Copy out each line of the material in which the word "image" appears.

*** Entries shown

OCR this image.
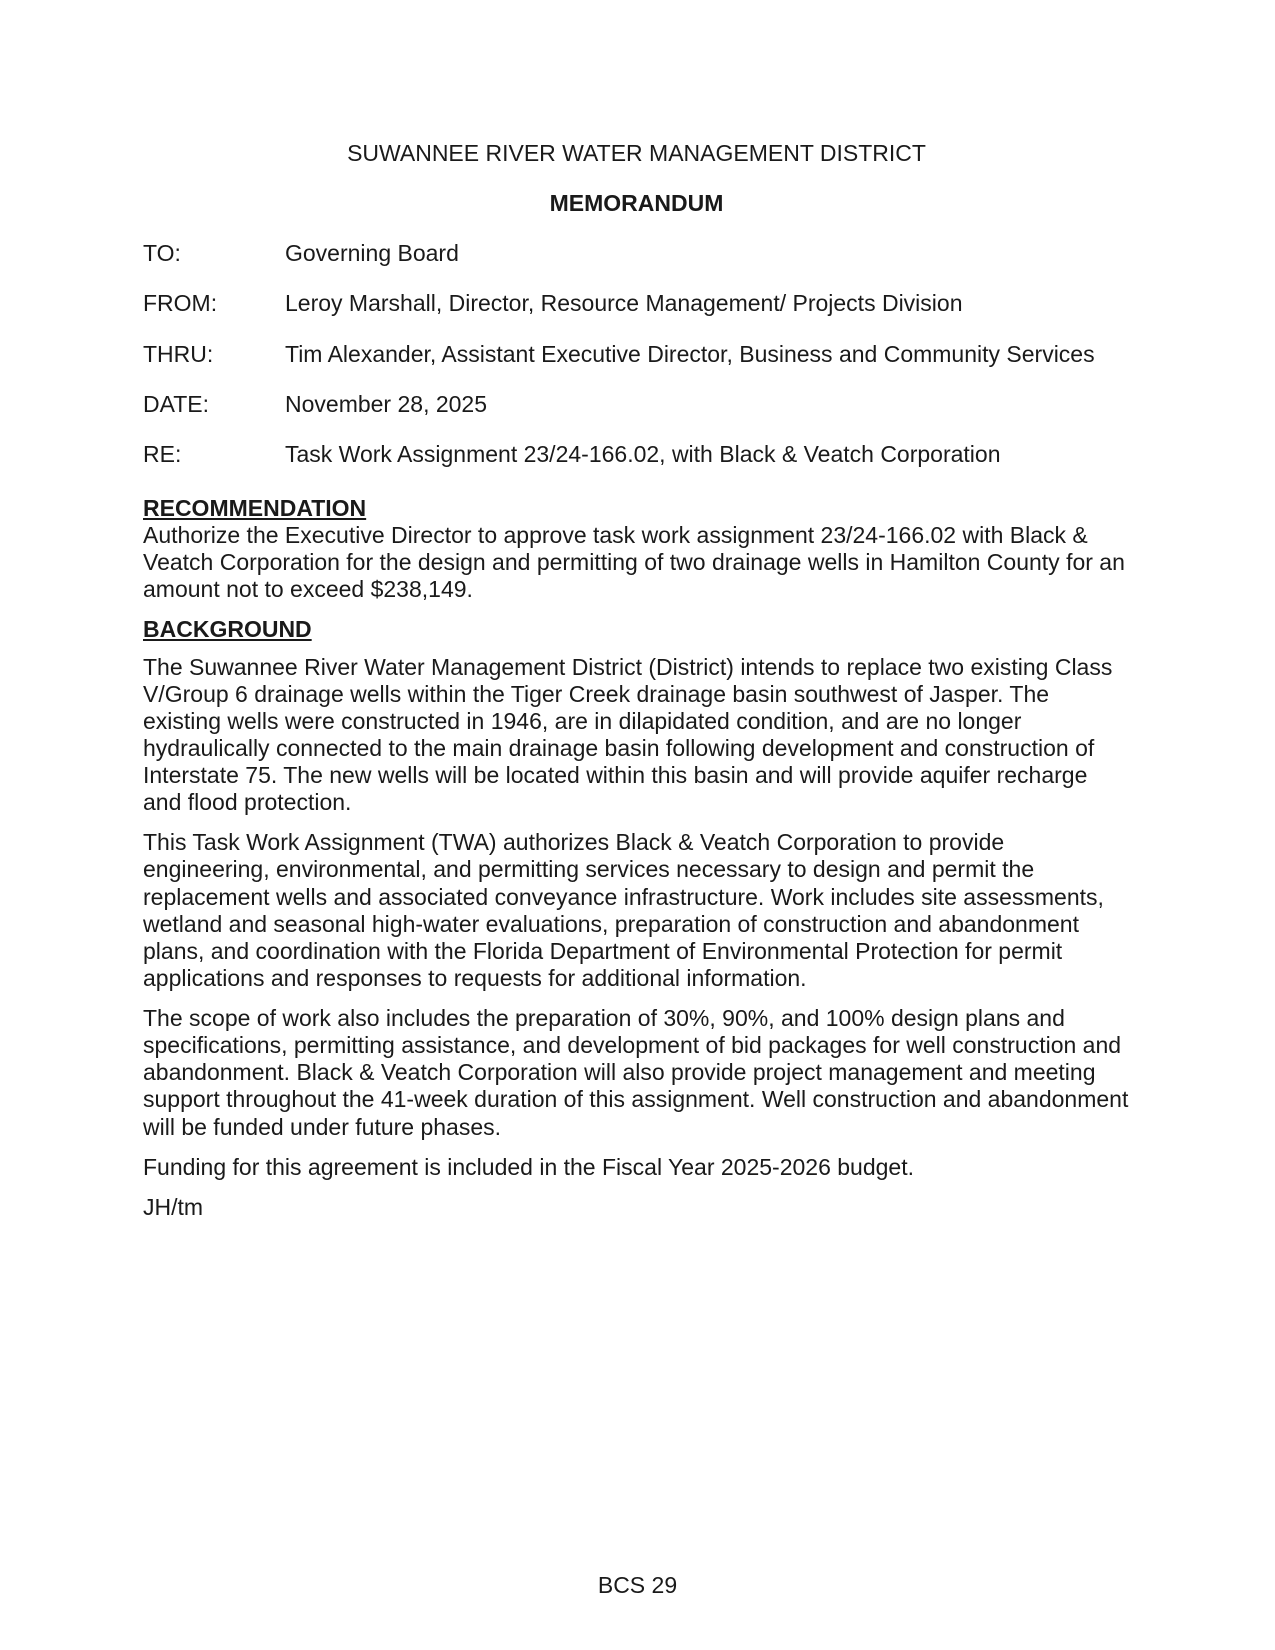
SUWANNEE RIVER WATER MANAGEMENT DISTRICT
MEMORANDUM
TO:	Governing Board
FROM:	Leroy Marshall, Director, Resource Management/ Projects Division
THRU:	Tim Alexander, Assistant Executive Director, Business and Community Services
DATE:	November 28, 2025
RE:	Task Work Assignment 23/24-166.02, with Black & Veatch Corporation
RECOMMENDATION

Authorize the Executive Director to approve task work assignment 23/24-166.02 with Black & Veatch Corporation for the design and permitting of two drainage wells in Hamilton County for an amount not to exceed $238,149.

BACKGROUND

The Suwannee River Water Management District (District) intends to replace two existing Class V/Group 6 drainage wells within the Tiger Creek drainage basin southwest of Jasper. The existing wells were constructed in 1946, are in dilapidated condition, and are no longer hydraulically connected to the main drainage basin following development and construction of Interstate 75. The new wells will be located within this basin and will provide aquifer recharge and flood protection.

This Task Work Assignment (TWA) authorizes Black & Veatch Corporation to provide engineering, environmental, and permitting services necessary to design and permit the replacement wells and associated conveyance infrastructure. Work includes site assessments, wetland and seasonal high-water evaluations, preparation of construction and abandonment plans, and coordination with the Florida Department of Environmental Protection for permit applications and responses to requests for additional information.

The scope of work also includes the preparation of 30%, 90%, and 100% design plans and specifications, permitting assistance, and development of bid packages for well construction and abandonment. Black & Veatch Corporation will also provide project management and meeting support throughout the 41-week duration of this assignment. Well construction and abandonment will be funded under future phases.

Funding for this agreement is included in the Fiscal Year 2025-2026 budget.

JH/tm

BCS 29
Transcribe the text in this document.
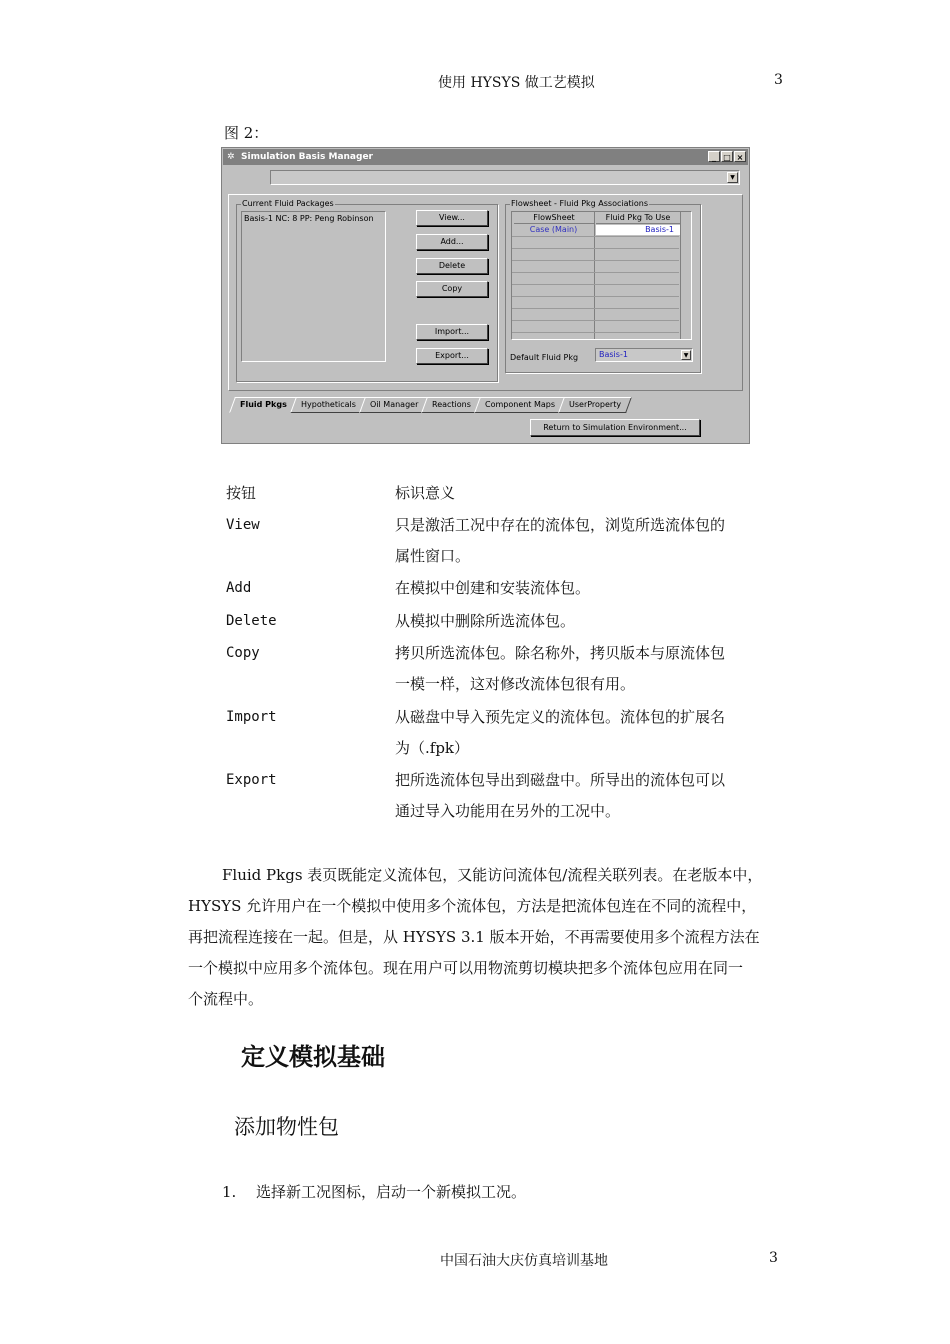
使用 HYSYS 做工艺模拟	3
图 2：
✲ Simulation Basis Manager	_ □ ×
▼
Current Fluid Packages
Basis-1 NC: 8 PP: Peng Robinson	View...
Add...
Delete
Copy
Import...
Export...
Flowsheet - Fluid Pkg Associations
FlowSheet	Fluid Pkg To Use
Case (Main)	Basis-1
Default Fluid Pkg	Basis-1	▼
Fluid Pkgs	Hypotheticals	Oil Manager	Reactions	Component Maps	UserProperty
Return to Simulation Environment...
按钮	标识意义
View	只是激活工况中存在的流体包，浏览所选流体包的
属性窗口。
Add	在模拟中创建和安装流体包。
Delete	从模拟中删除所选流体包。
Copy	拷贝所选流体包。除名称外，拷贝版本与原流体包
一模一样，这对修改流体包很有用。
Import	从磁盘中导入预先定义的流体包。流体包的扩展名
为（.fpk）
Export	把所选流体包导出到磁盘中。所导出的流体包可以
通过导入功能用在另外的工况中。
Fluid Pkgs 表页既能定义流体包，又能访问流体包/流程关联列表。在老版本中，
HYSYS 允许用户在一个模拟中使用多个流体包，方法是把流体包连在不同的流程中，
再把流程连接在一起。但是，从 HYSYS 3.1 版本开始，不再需要使用多个流程方法在
一个模拟中应用多个流体包。现在用户可以用物流剪切模块把多个流体包应用在同一
个流程中。
定义模拟基础
添加物性包
1. 选择新工况图标，启动一个新模拟工况。
中国石油大庆仿真培训基地	3
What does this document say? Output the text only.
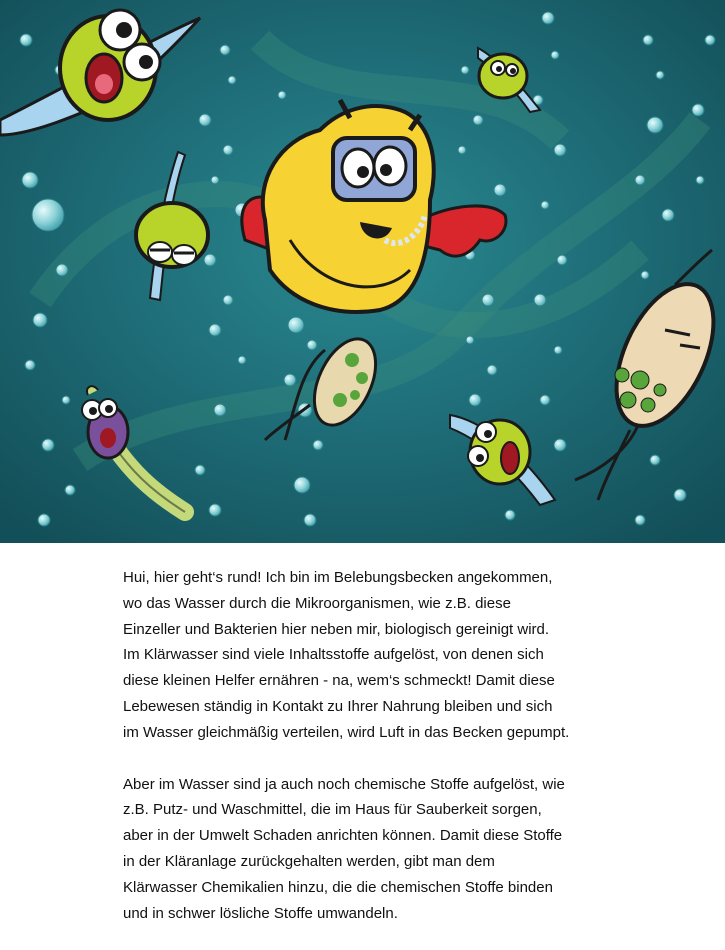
Hui, hier geht‘s rund! Ich bin im Belebungsbecken angekommen,
wo das Wasser durch die Mikroorganismen, wie z.B. diese
Einzeller und Bakterien hier neben mir, biologisch gereinigt wird.
Im Klärwasser sind viele Inhaltsstoffe aufgelöst, von denen sich
diese kleinen Helfer ernähren - na, wem‘s schmeckt! Damit diese
Lebewesen ständig in Kontakt zu Ihrer Nahrung bleiben und sich
im Wasser gleichmäßig verteilen, wird Luft in das Becken gepumpt.

Aber im Wasser sind ja auch noch chemische Stoffe aufgelöst, wie
z.B. Putz- und Waschmittel, die im Haus für Sauberkeit sorgen,
aber in der Umwelt Schaden anrichten können. Damit diese Stoffe
in der Kläranlage zurückgehalten werden, gibt man dem
Klärwasser Chemikalien hinzu, die die chemischen Stoffe binden
und in schwer lösliche Stoffe umwandeln.
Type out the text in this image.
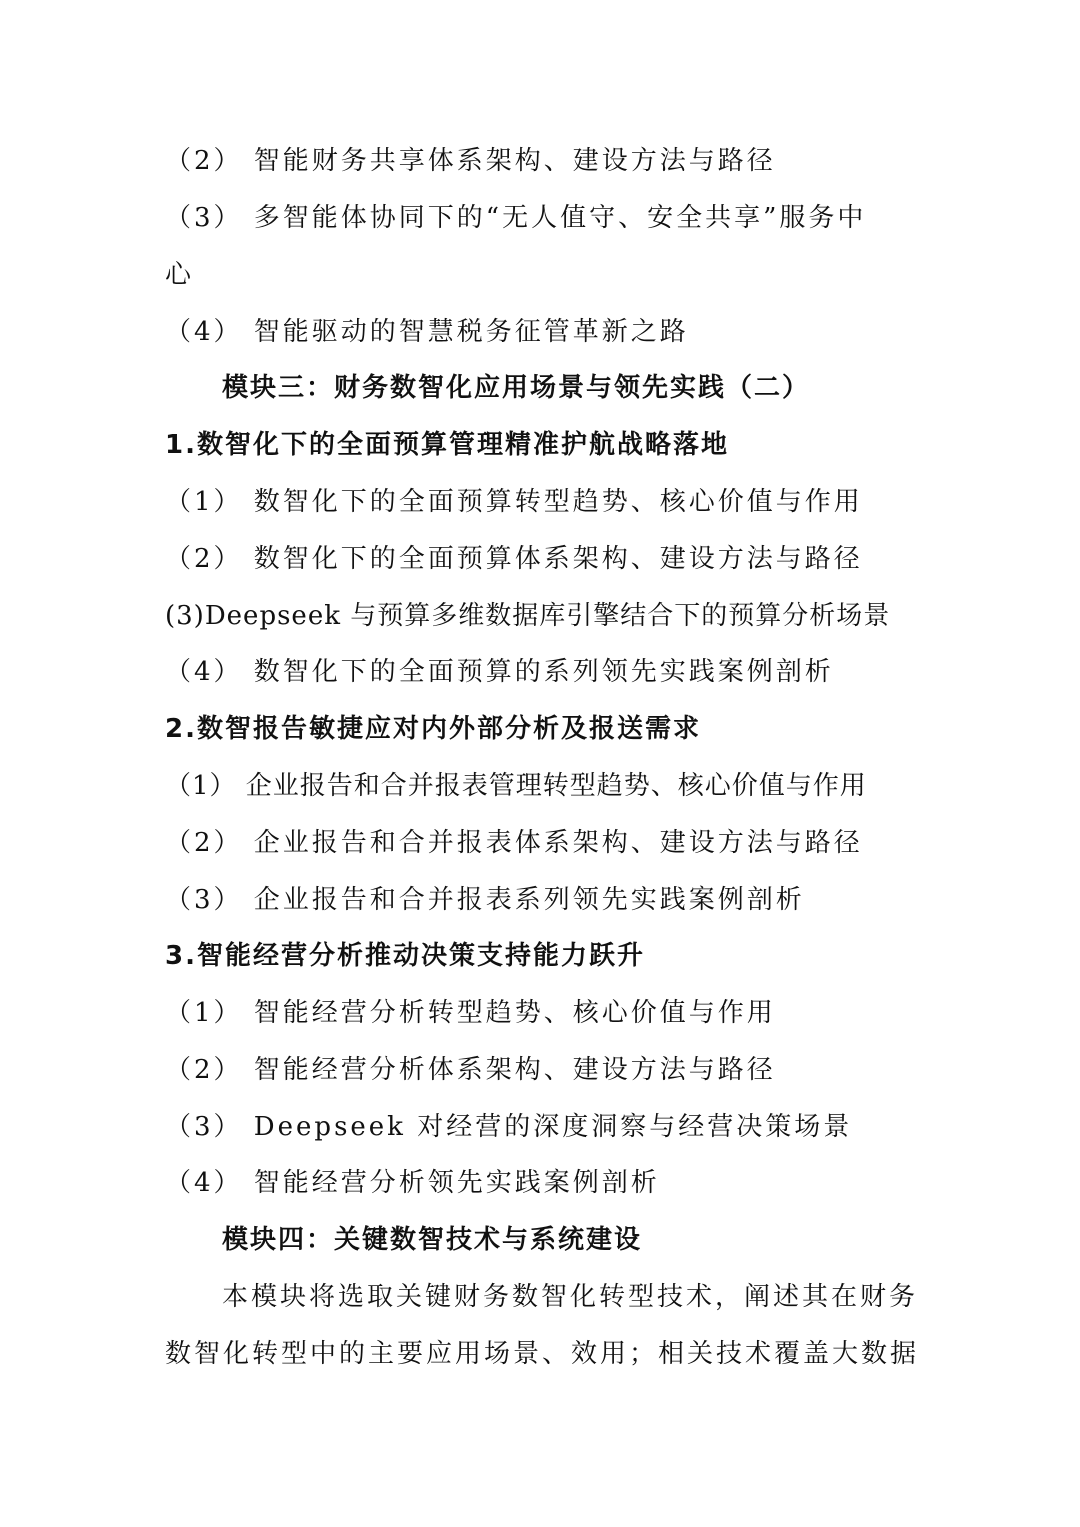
（2） 智能财务共享体系架构、建设方法与路径
（3） 多智能体协同下的“无人值守、安全共享”服务中
心
（4） 智能驱动的智慧税务征管革新之路
模块三：财务数智化应用场景与领先实践（二）
1.数智化下的全面预算管理精准护航战略落地
（1） 数智化下的全面预算转型趋势、核心价值与作用
（2） 数智化下的全面预算体系架构、建设方法与路径
(3)Deepseek 与预算多维数据库引擎结合下的预算分析场景
（4） 数智化下的全面预算的系列领先实践案例剖析
2.数智报告敏捷应对内外部分析及报送需求
（1） 企业报告和合并报表管理转型趋势、核心价值与作用
（2） 企业报告和合并报表体系架构、建设方法与路径
（3） 企业报告和合并报表系列领先实践案例剖析
3.智能经营分析推动决策支持能力跃升
（1） 智能经营分析转型趋势、核心价值与作用
（2） 智能经营分析体系架构、建设方法与路径
（3） Deepseek 对经营的深度洞察与经营决策场景
（4） 智能经营分析领先实践案例剖析
模块四：关键数智技术与系统建设
本模块将选取关键财务数智化转型技术，阐述其在财务
数智化转型中的主要应用场景、效用；相关技术覆盖大数据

******

Written answer.
OCR this image.
Type out the text in this image.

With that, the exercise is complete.